Décevantes Canaries…
Au milieu de ma nuit de quart, je m’aperçois, à un léger ronflement, qu’Adélie s’est couchée non pas dans la bannette double du flotteur tribord milieu, avec Marin, sa place normale en mer (une toile anti-roulis les sépare), mais sur la banquette opposée à la mienne, sous le roof, sous un fatras de coussins…
Adélie aime bien me tenir compagnie, et je me souviens qu’hier soir, elle m’avait déclaré qu’elle allait faire le quart avec moi… !
Au matin, nous atterrissons sur l’île de Ténérife, et faisons route directement sur Santa Cruz. Au programme : une escale purement technique. Faire du gas-oil, de l’eau douce, des machines de linge, de l’avitaillement, mais aussi trouver un tuyau de 15 mm qui tient 8 bars, un filtre à eaux grises pour le niveau circuit, etc…
Objectif : bâcher ces contraintes dans la journée, et ré-appareiller en fin d’après-midi… pour fuir les affres de la grande ville !
Nous entrons dans la marina del Atlantico, et Bob Escoffier, l’armateur malouin de vieux gréements, nous prend les aussières, sur un catway qui ne dépasse pas la moitié de la longueur du bateau. Il est en croisière sur son voilier personnel, et nous indique qu’il vient de s’engueuler avec la marina, qui lui réclamait une taxe de « signalisation maritime » hallucinante ! Sitôt amarrés, je dis aux enfants de faire le plein d’eau, puis de laver le bateau. Ni poste à carburant, ni machines à laver à pièces dans la plus grande marina de Santa Cruz… Je lance le groupe électrogène sur la machine à laver ENO de l’ami Antoine, et vois disparaître ma Barbouille au fond de la salle des machines babord, dans le coqueron, seul endroit du bord où nous avons pu loger ce satané (mais précieux) engin ! Au millimètre près, après l’avoir démonté en pièces détachées, puis savamment remonté… A chaque fois que l’opération eau douce se répète dans une marina (cela reste rare), c’est un bonheur : l’eau douce à profusion nous fait renaître, et tout passe au lavage/rinçage à grande eau ! Les enfants ne sont pas les derniers à en profiter…
Je décide d’aller tenter de savoir auprès de la marina comment on peut faire du gas-oil ici (Santa Cruz a toujours été un port de ravitaillement en combustibles bon marché, y compris pour les grands navires qui s’y arrêtent quelques heures pour souter sur le trajet Europe de l’Ouest/Cap de Bonne Espèrance). Réponse : il faut commander un camion pour le lendemain !

[Données fournies]:
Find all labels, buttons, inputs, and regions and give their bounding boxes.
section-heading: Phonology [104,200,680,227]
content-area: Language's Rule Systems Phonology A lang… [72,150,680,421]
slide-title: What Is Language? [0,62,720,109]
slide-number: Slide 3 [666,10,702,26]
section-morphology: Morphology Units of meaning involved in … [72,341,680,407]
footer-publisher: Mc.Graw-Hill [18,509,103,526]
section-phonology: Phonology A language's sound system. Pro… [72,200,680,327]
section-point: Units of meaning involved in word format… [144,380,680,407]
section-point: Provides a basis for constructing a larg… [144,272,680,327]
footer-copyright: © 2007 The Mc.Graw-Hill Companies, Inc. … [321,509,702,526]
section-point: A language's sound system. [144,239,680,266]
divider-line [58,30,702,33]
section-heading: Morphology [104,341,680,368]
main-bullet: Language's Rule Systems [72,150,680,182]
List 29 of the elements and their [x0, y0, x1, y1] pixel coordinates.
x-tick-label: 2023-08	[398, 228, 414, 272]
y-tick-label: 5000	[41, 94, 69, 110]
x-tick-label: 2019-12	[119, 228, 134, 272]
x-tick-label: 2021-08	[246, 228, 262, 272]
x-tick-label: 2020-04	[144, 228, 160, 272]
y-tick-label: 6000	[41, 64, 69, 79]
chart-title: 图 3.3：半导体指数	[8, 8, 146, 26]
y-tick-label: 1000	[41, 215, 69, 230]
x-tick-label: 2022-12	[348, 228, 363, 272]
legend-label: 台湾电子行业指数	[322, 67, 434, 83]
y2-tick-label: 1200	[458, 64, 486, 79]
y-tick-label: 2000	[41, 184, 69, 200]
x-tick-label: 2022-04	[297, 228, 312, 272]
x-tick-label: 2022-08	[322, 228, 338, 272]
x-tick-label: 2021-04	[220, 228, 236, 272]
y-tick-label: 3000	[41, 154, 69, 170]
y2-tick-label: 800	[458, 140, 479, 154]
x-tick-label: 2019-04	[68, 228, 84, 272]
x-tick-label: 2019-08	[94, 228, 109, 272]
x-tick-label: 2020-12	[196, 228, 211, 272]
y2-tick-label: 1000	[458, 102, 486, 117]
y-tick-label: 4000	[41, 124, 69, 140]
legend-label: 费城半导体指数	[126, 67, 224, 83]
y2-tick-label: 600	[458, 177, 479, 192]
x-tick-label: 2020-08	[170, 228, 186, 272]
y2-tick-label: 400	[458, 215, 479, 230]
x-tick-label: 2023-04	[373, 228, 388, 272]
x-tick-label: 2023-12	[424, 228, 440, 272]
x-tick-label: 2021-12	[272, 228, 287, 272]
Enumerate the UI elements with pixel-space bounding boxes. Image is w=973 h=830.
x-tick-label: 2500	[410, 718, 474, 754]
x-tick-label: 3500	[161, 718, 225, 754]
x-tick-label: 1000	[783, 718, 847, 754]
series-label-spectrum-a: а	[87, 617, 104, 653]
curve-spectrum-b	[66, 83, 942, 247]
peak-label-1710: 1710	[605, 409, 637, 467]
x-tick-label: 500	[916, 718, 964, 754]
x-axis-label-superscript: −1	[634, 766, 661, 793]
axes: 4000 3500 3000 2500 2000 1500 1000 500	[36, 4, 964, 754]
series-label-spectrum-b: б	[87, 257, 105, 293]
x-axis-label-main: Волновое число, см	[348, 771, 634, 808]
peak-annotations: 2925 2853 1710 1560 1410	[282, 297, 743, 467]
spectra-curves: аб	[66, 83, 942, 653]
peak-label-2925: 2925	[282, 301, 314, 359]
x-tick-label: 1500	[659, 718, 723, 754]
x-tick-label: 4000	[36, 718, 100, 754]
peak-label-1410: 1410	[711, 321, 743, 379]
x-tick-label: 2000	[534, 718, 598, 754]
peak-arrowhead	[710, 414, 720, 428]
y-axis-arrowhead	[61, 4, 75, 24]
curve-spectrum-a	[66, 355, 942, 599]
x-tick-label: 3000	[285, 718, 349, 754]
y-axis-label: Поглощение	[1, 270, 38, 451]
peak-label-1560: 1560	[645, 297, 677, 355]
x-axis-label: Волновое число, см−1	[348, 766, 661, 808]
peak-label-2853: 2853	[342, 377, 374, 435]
--
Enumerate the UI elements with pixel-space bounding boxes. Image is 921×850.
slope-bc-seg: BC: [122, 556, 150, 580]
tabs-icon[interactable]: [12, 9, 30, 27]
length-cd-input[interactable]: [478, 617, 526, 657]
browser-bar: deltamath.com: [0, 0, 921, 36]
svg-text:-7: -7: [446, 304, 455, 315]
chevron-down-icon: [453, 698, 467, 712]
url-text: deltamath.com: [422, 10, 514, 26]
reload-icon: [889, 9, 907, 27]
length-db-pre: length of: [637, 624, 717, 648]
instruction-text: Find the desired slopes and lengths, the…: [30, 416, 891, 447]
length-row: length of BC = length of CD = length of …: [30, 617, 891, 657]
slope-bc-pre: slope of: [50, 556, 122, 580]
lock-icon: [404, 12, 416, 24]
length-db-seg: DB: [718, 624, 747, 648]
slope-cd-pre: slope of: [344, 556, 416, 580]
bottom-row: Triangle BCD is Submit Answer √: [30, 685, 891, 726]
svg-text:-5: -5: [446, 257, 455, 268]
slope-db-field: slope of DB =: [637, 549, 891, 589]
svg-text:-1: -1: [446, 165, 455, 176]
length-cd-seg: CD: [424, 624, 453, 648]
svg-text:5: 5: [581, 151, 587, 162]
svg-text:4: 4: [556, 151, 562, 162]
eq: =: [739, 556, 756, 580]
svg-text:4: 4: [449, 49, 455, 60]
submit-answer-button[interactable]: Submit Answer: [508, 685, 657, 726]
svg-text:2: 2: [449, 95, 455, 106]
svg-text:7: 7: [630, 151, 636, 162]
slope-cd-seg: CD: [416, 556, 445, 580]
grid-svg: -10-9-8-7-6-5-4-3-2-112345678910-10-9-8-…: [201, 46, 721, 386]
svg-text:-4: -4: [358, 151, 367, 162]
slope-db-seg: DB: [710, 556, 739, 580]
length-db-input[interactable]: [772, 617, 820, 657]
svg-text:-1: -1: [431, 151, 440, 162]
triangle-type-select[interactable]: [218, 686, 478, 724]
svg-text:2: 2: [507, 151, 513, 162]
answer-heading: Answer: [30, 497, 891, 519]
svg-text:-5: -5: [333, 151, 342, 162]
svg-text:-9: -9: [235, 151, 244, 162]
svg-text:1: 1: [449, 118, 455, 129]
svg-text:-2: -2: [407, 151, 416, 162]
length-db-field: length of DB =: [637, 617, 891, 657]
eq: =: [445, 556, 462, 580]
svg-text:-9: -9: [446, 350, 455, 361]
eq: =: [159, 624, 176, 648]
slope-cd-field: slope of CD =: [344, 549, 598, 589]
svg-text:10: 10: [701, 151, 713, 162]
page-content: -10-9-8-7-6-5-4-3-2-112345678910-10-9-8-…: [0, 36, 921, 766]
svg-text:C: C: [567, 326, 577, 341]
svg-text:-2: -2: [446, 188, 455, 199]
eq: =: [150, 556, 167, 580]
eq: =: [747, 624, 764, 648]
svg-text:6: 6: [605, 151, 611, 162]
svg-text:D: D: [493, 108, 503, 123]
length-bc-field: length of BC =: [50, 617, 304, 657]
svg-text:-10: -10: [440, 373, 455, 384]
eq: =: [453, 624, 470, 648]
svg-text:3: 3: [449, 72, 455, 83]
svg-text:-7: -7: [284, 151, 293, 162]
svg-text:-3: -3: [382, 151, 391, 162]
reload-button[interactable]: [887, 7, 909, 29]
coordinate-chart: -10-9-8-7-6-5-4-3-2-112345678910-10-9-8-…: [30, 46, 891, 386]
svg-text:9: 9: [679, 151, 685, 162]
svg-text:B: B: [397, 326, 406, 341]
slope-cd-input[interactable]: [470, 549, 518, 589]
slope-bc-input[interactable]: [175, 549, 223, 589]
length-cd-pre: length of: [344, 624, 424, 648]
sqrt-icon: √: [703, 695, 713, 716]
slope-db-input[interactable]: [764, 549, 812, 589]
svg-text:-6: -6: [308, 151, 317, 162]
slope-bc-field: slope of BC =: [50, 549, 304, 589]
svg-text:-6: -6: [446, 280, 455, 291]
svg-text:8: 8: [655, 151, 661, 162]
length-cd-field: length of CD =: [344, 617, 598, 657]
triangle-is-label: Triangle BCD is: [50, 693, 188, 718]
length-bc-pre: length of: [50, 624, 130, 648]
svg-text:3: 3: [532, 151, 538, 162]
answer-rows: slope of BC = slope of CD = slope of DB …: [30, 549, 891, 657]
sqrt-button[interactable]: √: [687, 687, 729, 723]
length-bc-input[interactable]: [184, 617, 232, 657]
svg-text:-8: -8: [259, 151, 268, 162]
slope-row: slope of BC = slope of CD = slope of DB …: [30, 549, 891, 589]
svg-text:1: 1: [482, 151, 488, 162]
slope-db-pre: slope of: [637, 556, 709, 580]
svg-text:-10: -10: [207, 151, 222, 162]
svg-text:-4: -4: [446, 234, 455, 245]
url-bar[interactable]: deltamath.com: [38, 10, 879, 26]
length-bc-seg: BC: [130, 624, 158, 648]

[À faire]:
**1.** Ces affirmations concordent-elles avec le récit ? Répondez par oui ou par non et citez les mots du récit qui tranchent. (a) Pendant la nuit de quart, Adélie dort dans la bannette double du flotteur tribord milieu. (b) La plus grande marina de Santa Cruz possède des machines à laver à pièces. (c) Pour faire du gas-oil, il faut commander un camion pour le lendemain.
**2.** Traduisez en anglais cette phrase du récit : « Au matin, nous atterrissons sur l’île de Ténérife, et faisons route directement sur Santa Cruz. »
**3.** D’après le récit, qui prend les aussières du bateau à son entrée dans la marina del Atlantico ?

[Réponses]:
**1.**
(a) Non : « mais sur la banquette opposée à la mienne, sous le roof »
(b) Non : « Ni poste à carburant, ni machines à laver à pièces dans la plus grande marina de Santa Cruz »
(c) Oui : « il faut commander un camion pour le lendemain »

**2.** In the morning, we make landfall on the island of Tenerife and head straight for Santa Cruz.

**3.** Bob Escoffier, l’armateur malouin de vieux gréements.